→ **WHAT THE TASK REQUIRES**
Going through the material below, please gather all lines with the word "просто" in them.

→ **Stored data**
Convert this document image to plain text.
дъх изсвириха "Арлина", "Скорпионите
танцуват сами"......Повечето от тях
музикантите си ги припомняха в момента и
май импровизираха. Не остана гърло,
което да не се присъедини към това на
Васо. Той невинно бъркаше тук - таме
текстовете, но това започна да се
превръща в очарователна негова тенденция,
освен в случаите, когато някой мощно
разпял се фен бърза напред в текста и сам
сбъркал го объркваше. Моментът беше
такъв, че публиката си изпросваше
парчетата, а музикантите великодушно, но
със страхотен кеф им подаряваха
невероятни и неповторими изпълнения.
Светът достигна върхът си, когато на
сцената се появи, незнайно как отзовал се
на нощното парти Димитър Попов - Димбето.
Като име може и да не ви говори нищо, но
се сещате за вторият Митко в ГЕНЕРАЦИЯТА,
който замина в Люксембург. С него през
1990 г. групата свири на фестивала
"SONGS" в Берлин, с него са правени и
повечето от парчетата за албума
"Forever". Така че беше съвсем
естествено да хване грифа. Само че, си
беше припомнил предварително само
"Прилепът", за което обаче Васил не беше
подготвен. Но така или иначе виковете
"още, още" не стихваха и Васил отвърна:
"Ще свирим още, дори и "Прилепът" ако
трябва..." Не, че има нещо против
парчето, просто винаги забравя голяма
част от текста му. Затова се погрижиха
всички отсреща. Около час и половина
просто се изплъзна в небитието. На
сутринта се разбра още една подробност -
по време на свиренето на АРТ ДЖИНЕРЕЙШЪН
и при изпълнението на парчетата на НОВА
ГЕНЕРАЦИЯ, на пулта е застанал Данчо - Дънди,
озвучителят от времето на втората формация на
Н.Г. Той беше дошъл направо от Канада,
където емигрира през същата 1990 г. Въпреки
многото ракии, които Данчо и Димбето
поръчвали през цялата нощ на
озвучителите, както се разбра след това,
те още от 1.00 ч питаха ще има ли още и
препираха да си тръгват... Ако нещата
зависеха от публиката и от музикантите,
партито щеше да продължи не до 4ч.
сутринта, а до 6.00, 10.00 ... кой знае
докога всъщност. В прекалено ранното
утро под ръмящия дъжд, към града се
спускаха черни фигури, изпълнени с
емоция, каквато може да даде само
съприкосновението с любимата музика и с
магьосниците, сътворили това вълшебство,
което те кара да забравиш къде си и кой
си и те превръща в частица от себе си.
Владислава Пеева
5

→ **FINAL RESULT**
парчето, просто винаги забравя голяма
просто се изплъзна в небитието. На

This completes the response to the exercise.